INSTRUCTIONS TO FOLLOW —
For each line that holds "Francisco", copy the line out.

RECORDS TO PROCESS —

== == ==

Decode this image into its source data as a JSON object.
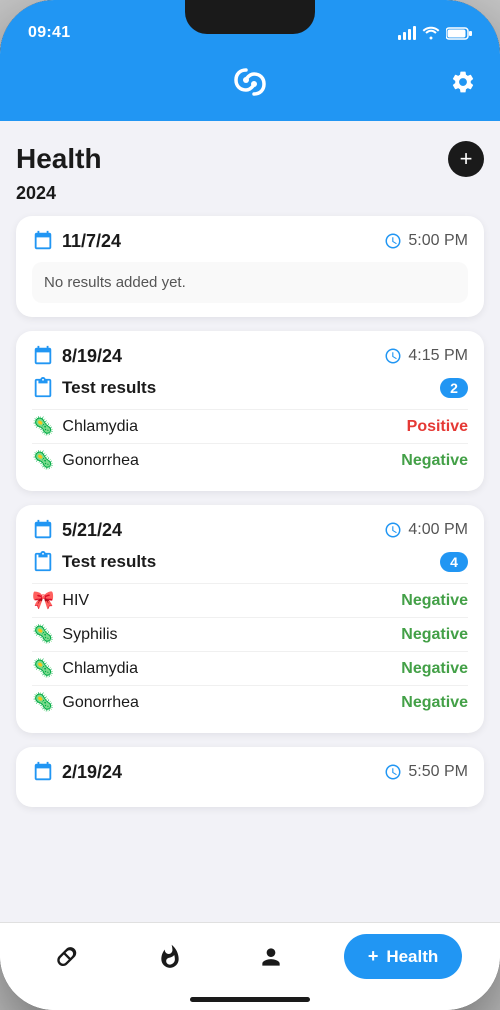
{
  "status": {
    "time": "09:41"
  },
  "header": {
    "settings_label": "settings"
  },
  "page": {
    "title": "Health",
    "add_label": "+",
    "year": "2024"
  },
  "records": [
    {
      "date": "11/7/24",
      "time": "5:00 PM",
      "no_results": "No results added yet.",
      "has_results": false,
      "tests": []
    },
    {
      "date": "8/19/24",
      "time": "4:15 PM",
      "has_results": true,
      "results_label": "Test results",
      "badge": "2",
      "tests": [
        {
          "name": "Chlamydia",
          "result": "Positive",
          "result_type": "positive"
        },
        {
          "name": "Gonorrhea",
          "result": "Negative",
          "result_type": "negative"
        }
      ]
    },
    {
      "date": "5/21/24",
      "time": "4:00 PM",
      "has_results": true,
      "results_label": "Test results",
      "badge": "4",
      "tests": [
        {
          "name": "HIV",
          "result": "Negative",
          "result_type": "negative",
          "icon": "ribbon"
        },
        {
          "name": "Syphilis",
          "result": "Negative",
          "result_type": "negative",
          "icon": "germ"
        },
        {
          "name": "Chlamydia",
          "result": "Negative",
          "result_type": "negative",
          "icon": "germ"
        },
        {
          "name": "Gonorrhea",
          "result": "Negative",
          "result_type": "negative",
          "icon": "germ"
        }
      ]
    },
    {
      "date": "2/19/24",
      "time": "5:50 PM",
      "has_results": false,
      "tests": []
    }
  ],
  "nav": {
    "pill_icon": "💊",
    "flame_icon": "🔥",
    "person_icon": "👤",
    "health_label": "Health",
    "health_plus": "+"
  }
}
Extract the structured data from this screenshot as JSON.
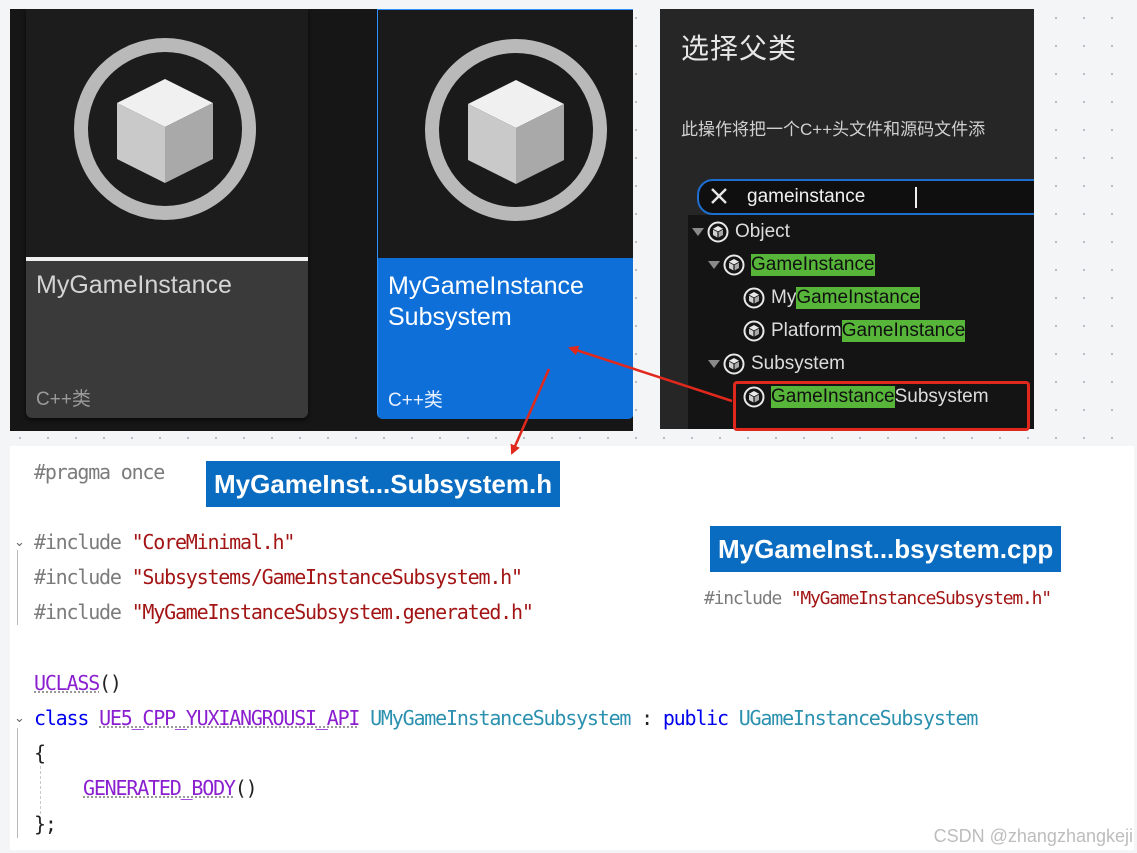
{
  "content_browser": {
    "tiles": [
      {
        "name": "MyGameInstance",
        "kind": "C++类",
        "selected": false
      },
      {
        "name_line1": "MyGameInstance",
        "name_line2": "Subsystem",
        "kind": "C++类",
        "selected": true
      }
    ]
  },
  "parent_dialog": {
    "title": "选择父类",
    "description": "此操作将把一个C++头文件和源码文件添",
    "search_value": "gameinstance",
    "tree": [
      {
        "label": "Object",
        "match": "",
        "rest": "",
        "expanded": true
      },
      {
        "label": "",
        "match": "GameInstance",
        "rest": "",
        "expanded": true
      },
      {
        "label": "My",
        "match": "GameInstance",
        "rest": ""
      },
      {
        "label": "Platform",
        "match": "GameInstance",
        "rest": ""
      },
      {
        "label": "Subsystem",
        "match": "",
        "rest": "",
        "expanded": true
      },
      {
        "label": "",
        "match": "GameInstance",
        "rest": "Subsystem",
        "selected": true
      }
    ]
  },
  "code": {
    "header_badge": "MyGameInst...Subsystem.h",
    "cpp_badge": "MyGameInst...bsystem.cpp",
    "pragma": "#pragma once",
    "includes": [
      {
        "directive": "#include",
        "file": "\"CoreMinimal.h\""
      },
      {
        "directive": "#include",
        "file": "\"Subsystems/GameInstanceSubsystem.h\""
      },
      {
        "directive": "#include",
        "file": "\"MyGameInstanceSubsystem.generated.h\""
      }
    ],
    "cpp_include": {
      "directive": "#include",
      "file": "\"MyGameInstanceSubsystem.h\""
    },
    "uclass": "UCLASS",
    "uclass_parens": "()",
    "class_kw": "class",
    "api_macro": "UE5_CPP_YUXIANGROUSI_API",
    "class_name": "UMyGameInstanceSubsystem",
    "colon": ":",
    "public_kw": "public",
    "base_class": "UGameInstanceSubsystem",
    "open_brace": "{",
    "generated_body": "GENERATED_BODY",
    "generated_parens": "()",
    "close_brace": "};"
  },
  "watermark": "CSDN @zhangzhangkeji",
  "colors": {
    "selection_blue": "#0f6fd8",
    "match_green": "#57b53a",
    "annotation_red": "#e0281c",
    "badge_blue": "#0a6cc0"
  }
}
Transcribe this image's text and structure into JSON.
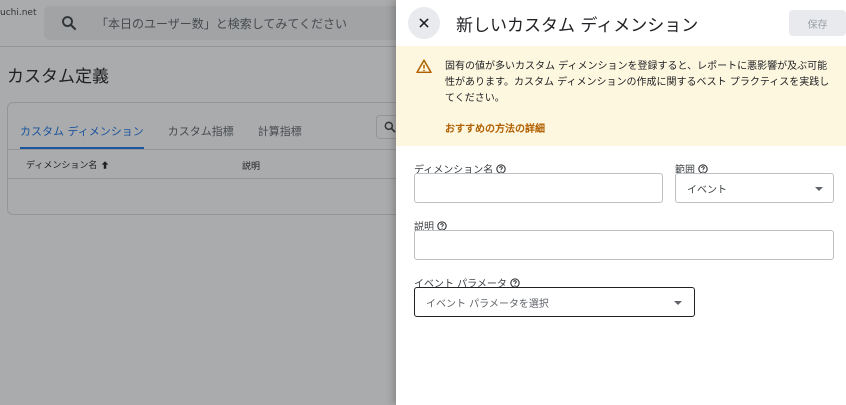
{
  "background": {
    "account": "uchi.net",
    "search_placeholder": "「本日のユーザー数」と検索してみてください",
    "page_title": "カスタム定義",
    "tabs": [
      {
        "label": "カスタム ディメンション",
        "active": true
      },
      {
        "label": "カスタム指標",
        "active": false
      },
      {
        "label": "計算指標",
        "active": false
      }
    ],
    "columns": {
      "name": "ディメンション名",
      "description": "説明"
    }
  },
  "panel": {
    "title": "新しいカスタム ディメンション",
    "save_label": "保存",
    "warning": {
      "text": "固有の値が多いカスタム ディメンションを登録すると、レポートに悪影響が及ぶ可能性があります。カスタム ディメンションの作成に関するベスト プラクティスを実践してください。",
      "link": "おすすめの方法の詳細"
    },
    "fields": {
      "dimension_name_label": "ディメンション名",
      "dimension_name_value": "",
      "scope_label": "範囲",
      "scope_value": "イベント",
      "description_label": "説明",
      "description_value": "",
      "event_param_label": "イベント パラメータ",
      "event_param_placeholder": "イベント パラメータを選択"
    }
  },
  "colors": {
    "accent": "#1a73e8",
    "warning_bg": "#fef7e0",
    "warning_icon": "#b06000"
  }
}
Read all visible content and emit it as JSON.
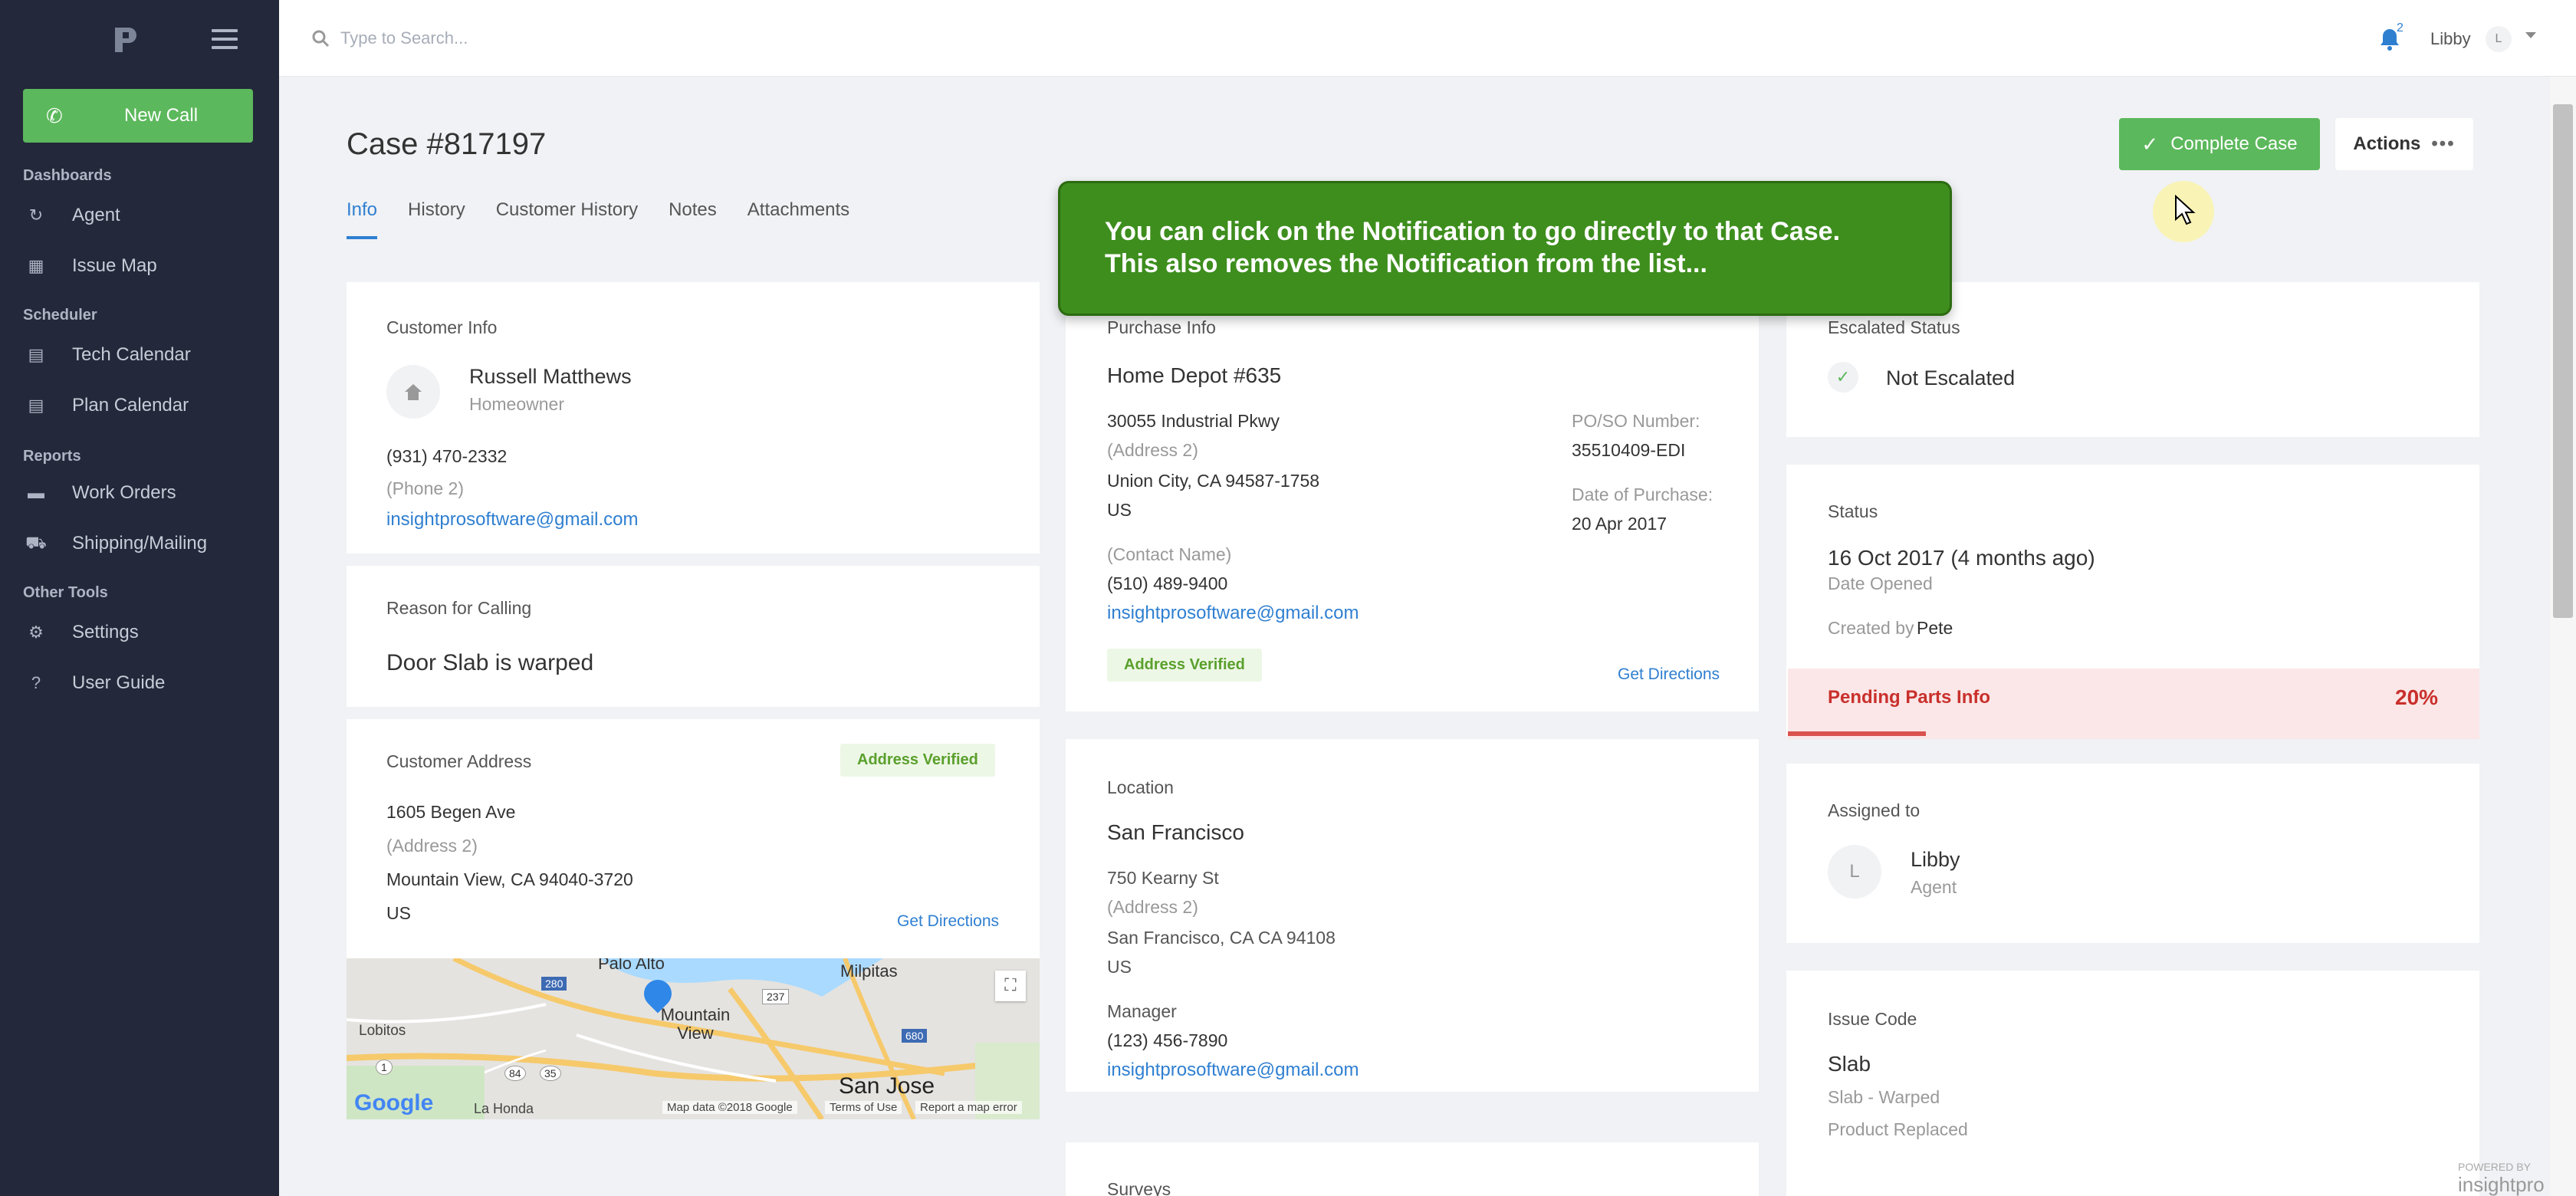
{
  "sidebar": {
    "new_call": "New Call",
    "groups": {
      "dashboards": "Dashboards",
      "scheduler": "Scheduler",
      "reports": "Reports",
      "other": "Other Tools"
    },
    "items": {
      "agent": "Agent",
      "issue_map": "Issue Map",
      "tech_calendar": "Tech Calendar",
      "plan_calendar": "Plan Calendar",
      "work_orders": "Work Orders",
      "shipping": "Shipping/Mailing",
      "settings": "Settings",
      "user_guide": "User Guide"
    }
  },
  "topbar": {
    "search_placeholder": "Type to Search...",
    "notification_count": "2",
    "user_name": "Libby",
    "user_initial": "L"
  },
  "case": {
    "title": "Case #817197",
    "complete_label": "Complete Case",
    "actions_label": "Actions",
    "tabs": [
      "Info",
      "History",
      "Customer History",
      "Notes",
      "Attachments"
    ]
  },
  "tooltip": {
    "line1": "You can click on the Notification to go directly to that Case.",
    "line2": "This also removes the Notification from the list..."
  },
  "customer_info": {
    "heading": "Customer Info",
    "name": "Russell Matthews",
    "role": "Homeowner",
    "phone": "(931) 470-2332",
    "phone2": "(Phone 2)",
    "email": "insightprosoftware@gmail.com"
  },
  "reason": {
    "heading": "Reason for Calling",
    "value": "Door Slab is warped"
  },
  "customer_address": {
    "heading": "Customer Address",
    "verified": "Address Verified",
    "line1": "1605 Begen Ave",
    "line2": "(Address 2)",
    "city": "Mountain View, CA 94040-3720",
    "country": "US",
    "directions": "Get Directions"
  },
  "map": {
    "labels": {
      "palo_alto": "Palo Alto",
      "milpitas": "Milpitas",
      "mountain_view": "Mountain View",
      "lobitos": "Lobitos",
      "san_jose": "San Jose",
      "la_honda": "La Honda",
      "google": "Google",
      "map_data": "Map data ©2018 Google",
      "terms": "Terms of Use",
      "report": "Report a map error",
      "r280": "280",
      "r237": "237",
      "r680": "680",
      "r84": "84",
      "r35": "35",
      "r1": "1"
    }
  },
  "purchase": {
    "heading": "Purchase Info",
    "store": "Home Depot #635",
    "line1": "30055 Industrial Pkwy",
    "line2": "(Address 2)",
    "city": "Union City, CA 94587-1758",
    "country": "US",
    "contact": "(Contact Name)",
    "phone": "(510) 489-9400",
    "email": "insightprosoftware@gmail.com",
    "po_label": "PO/SO Number:",
    "po_value": "35510409-EDI",
    "date_label": "Date of Purchase:",
    "date_value": "20 Apr 2017",
    "verified": "Address Verified",
    "directions": "Get Directions"
  },
  "location": {
    "heading": "Location",
    "name": "San Francisco",
    "line1": "750 Kearny St",
    "line2": "(Address 2)",
    "city": "San Francisco, CA CA 94108",
    "country": "US",
    "manager_label": "Manager",
    "manager_phone": "(123) 456-7890",
    "manager_email": "insightprosoftware@gmail.com"
  },
  "surveys": {
    "heading": "Surveys"
  },
  "escalated": {
    "heading": "Escalated Status",
    "value": "Not Escalated"
  },
  "status": {
    "heading": "Status",
    "date": "16 Oct 2017 (4 months ago)",
    "date_label": "Date Opened",
    "created_prefix": "Created by",
    "created_by": "Pete",
    "pending_label": "Pending Parts Info",
    "pending_percent": "20%",
    "progress_fraction": 0.2
  },
  "assigned": {
    "heading": "Assigned to",
    "initial": "L",
    "name": "Libby",
    "role": "Agent"
  },
  "issue_code": {
    "heading": "Issue Code",
    "value": "Slab",
    "sub1": "Slab - Warped",
    "sub2": "Product Replaced"
  },
  "branding": {
    "powered_by": "POWERED BY",
    "brand": "insightpro"
  },
  "colors": {
    "sidebar": "#23283a",
    "accent": "#2f7fd1",
    "success": "#5cb85c",
    "danger": "#d9534f",
    "tooltip": "#3e8e1e"
  }
}
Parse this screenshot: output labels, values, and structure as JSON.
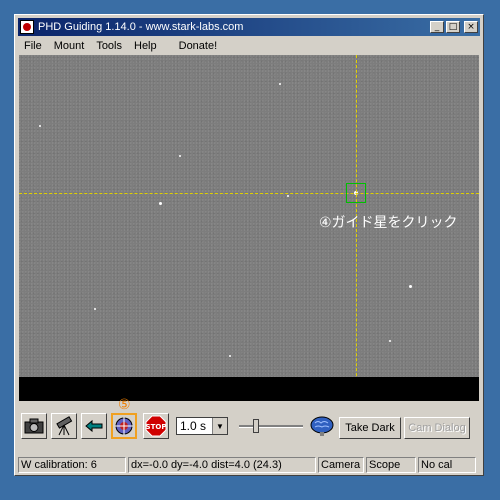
{
  "window": {
    "title": "PHD Guiding 1.14.0  -  www.stark-labs.com"
  },
  "menu": [
    "File",
    "Mount",
    "Tools",
    "Help",
    "Donate!"
  ],
  "viewport": {
    "annotation_step4": "④ガイド星をクリック",
    "guide_line_color": "#e0d000",
    "selection_color": "#00c000"
  },
  "toolbar": {
    "annotation_step5": "⑤",
    "icons": [
      "camera-icon",
      "telescope-icon",
      "loop-icon",
      "guide-icon",
      "stop-icon",
      "brain-icon"
    ],
    "exposure_value": "1.0 s",
    "take_dark_label": "Take Dark",
    "cam_dialog_label": "Cam Dialog"
  },
  "status": {
    "calibration": "W calibration: 6",
    "offsets": "dx=-0.0 dy=-4.0 dist=4.0 (24.3)",
    "camera": "Camera",
    "scope": "Scope",
    "cal": "No cal"
  },
  "colors": {
    "accent_highlight": "#f0a020",
    "annotation_orange": "#f08000",
    "title_bar": "#0a246a",
    "desktop": "#3a6ea5"
  }
}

== == ==

THE SOLUTION —
    "name": "San Francisco",
    "city": "San Francisco, CA CA 94108",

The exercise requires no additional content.